→ Short task:
From the entries that follow, list every line in which the string "this" appears.

# # # # # # #

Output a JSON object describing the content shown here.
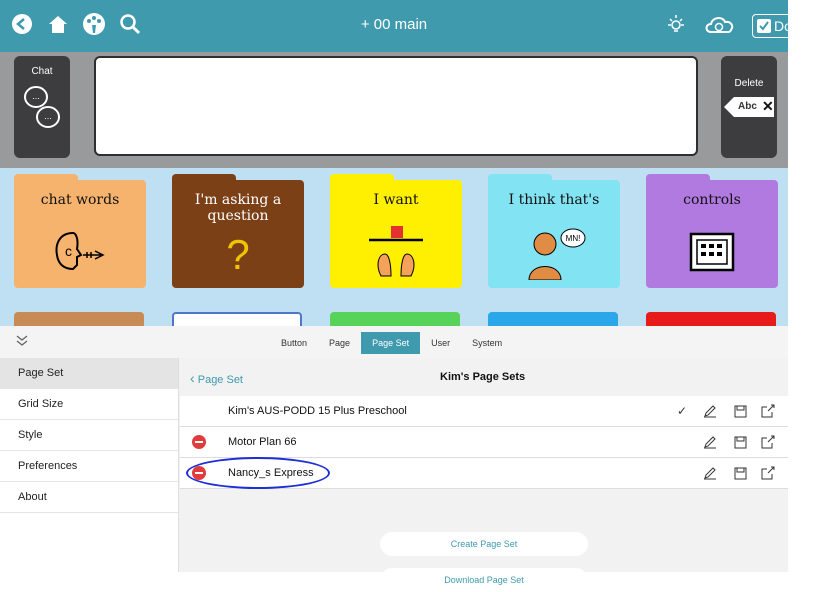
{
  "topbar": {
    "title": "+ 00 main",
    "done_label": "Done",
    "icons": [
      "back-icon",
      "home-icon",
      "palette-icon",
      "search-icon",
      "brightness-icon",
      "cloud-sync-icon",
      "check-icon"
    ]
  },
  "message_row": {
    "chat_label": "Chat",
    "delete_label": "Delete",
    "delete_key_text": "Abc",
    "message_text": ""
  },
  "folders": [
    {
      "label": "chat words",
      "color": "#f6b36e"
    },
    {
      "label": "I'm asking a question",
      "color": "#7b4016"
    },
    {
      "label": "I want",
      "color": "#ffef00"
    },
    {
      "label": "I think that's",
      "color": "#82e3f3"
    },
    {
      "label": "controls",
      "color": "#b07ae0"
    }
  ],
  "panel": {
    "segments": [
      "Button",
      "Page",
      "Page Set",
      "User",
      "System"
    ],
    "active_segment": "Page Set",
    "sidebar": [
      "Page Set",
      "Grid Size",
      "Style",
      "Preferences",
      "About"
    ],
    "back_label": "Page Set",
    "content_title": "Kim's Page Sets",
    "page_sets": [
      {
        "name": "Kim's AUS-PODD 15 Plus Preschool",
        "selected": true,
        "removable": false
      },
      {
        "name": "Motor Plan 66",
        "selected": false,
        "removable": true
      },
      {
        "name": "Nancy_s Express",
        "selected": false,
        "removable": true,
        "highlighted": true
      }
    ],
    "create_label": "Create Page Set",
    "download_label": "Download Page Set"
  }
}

# # # # # # #

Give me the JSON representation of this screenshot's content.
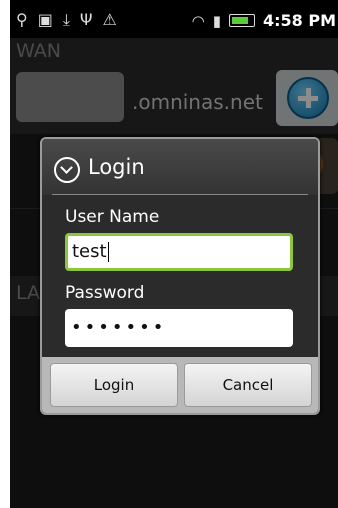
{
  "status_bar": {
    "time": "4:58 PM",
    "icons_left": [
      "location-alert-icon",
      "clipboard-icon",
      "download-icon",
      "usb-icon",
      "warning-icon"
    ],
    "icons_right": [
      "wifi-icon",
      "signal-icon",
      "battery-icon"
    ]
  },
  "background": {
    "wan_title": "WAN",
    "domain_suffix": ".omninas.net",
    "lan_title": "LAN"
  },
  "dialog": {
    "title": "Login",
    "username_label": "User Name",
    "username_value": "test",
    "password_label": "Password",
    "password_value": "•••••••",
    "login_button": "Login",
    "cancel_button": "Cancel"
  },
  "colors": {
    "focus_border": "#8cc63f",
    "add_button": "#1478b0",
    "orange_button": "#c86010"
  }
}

# # # # # # #

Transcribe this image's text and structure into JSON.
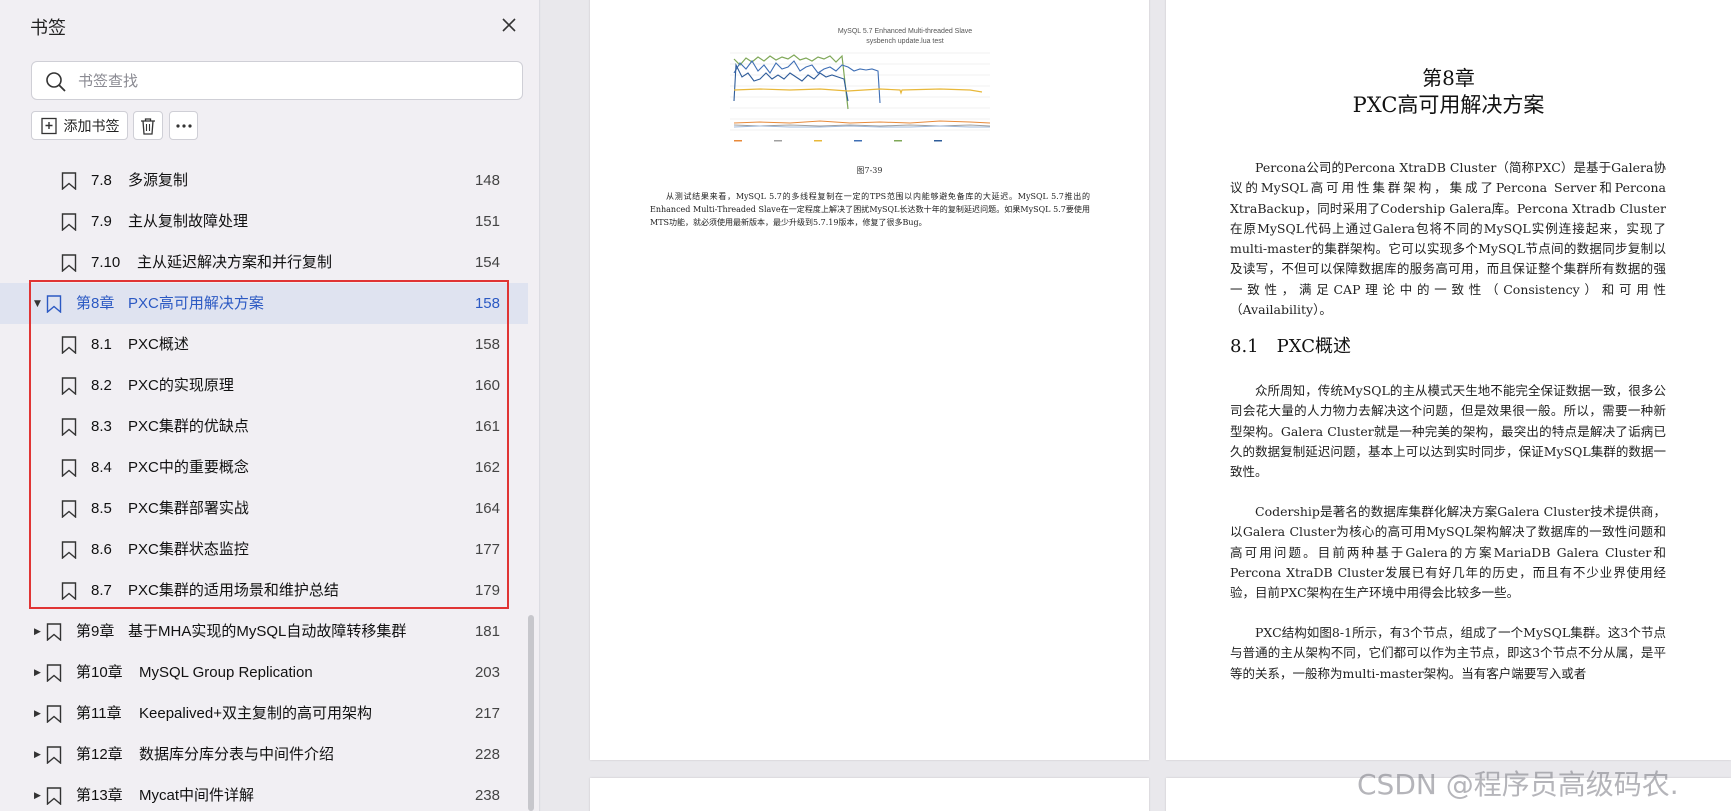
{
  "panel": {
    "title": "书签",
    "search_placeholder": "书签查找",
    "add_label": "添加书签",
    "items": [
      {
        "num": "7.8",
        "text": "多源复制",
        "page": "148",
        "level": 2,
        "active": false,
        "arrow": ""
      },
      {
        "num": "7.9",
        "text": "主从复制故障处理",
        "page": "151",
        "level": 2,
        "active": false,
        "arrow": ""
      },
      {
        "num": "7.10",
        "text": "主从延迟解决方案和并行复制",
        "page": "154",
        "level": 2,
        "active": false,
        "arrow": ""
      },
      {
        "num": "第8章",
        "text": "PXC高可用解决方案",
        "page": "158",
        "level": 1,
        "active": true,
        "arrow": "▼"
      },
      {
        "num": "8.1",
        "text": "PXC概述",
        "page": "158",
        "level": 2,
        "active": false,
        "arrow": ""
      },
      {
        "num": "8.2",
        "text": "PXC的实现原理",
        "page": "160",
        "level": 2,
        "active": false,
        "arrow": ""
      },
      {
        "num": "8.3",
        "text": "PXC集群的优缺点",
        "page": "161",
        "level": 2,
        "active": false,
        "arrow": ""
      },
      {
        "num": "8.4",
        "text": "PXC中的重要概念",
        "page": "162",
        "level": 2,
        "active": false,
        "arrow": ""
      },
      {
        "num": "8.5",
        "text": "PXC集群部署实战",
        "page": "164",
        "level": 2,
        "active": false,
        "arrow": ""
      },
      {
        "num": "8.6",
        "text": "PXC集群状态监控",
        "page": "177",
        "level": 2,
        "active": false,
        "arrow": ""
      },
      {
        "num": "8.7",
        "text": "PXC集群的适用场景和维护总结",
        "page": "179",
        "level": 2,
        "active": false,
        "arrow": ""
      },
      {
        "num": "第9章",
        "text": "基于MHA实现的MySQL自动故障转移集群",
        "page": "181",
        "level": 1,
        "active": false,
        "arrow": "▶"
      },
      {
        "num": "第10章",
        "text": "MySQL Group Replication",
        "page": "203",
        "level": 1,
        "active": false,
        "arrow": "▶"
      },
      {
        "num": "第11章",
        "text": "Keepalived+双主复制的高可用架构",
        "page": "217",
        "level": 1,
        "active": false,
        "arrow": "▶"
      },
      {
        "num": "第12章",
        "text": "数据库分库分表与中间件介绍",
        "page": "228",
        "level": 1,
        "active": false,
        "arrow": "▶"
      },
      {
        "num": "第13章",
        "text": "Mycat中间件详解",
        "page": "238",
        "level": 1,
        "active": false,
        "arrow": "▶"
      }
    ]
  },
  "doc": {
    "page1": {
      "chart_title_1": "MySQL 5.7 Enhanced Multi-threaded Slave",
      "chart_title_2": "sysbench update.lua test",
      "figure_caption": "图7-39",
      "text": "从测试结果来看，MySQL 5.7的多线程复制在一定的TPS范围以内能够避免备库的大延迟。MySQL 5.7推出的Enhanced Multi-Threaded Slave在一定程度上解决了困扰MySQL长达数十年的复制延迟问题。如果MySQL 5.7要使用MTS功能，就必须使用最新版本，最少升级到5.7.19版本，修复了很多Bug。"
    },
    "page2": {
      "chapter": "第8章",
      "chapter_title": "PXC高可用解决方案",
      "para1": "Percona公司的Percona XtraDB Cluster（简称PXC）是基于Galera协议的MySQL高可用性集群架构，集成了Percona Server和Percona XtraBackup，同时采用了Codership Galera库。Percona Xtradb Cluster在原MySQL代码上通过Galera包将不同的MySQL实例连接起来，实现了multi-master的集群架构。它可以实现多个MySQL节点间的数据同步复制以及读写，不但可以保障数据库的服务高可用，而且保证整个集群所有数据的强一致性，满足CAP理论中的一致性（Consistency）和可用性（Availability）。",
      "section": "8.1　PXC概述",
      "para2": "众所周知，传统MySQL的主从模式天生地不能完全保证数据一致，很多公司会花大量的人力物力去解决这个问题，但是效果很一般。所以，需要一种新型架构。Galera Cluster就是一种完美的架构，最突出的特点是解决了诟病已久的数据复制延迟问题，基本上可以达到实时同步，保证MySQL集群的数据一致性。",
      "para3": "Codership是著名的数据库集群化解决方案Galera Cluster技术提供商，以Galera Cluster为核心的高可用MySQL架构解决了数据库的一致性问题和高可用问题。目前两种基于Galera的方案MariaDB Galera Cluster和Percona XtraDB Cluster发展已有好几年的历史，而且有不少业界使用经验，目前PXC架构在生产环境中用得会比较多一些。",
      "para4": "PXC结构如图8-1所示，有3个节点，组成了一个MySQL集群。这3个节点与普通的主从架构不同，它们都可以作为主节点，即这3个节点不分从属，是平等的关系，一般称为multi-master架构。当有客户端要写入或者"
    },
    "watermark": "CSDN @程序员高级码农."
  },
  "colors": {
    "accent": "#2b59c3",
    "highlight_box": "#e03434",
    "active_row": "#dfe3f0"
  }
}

# # # # # # #

→ Problem solution:
Give me the JSON representation of this screenshot's content.
Transcribe this image's text and structure into JSON.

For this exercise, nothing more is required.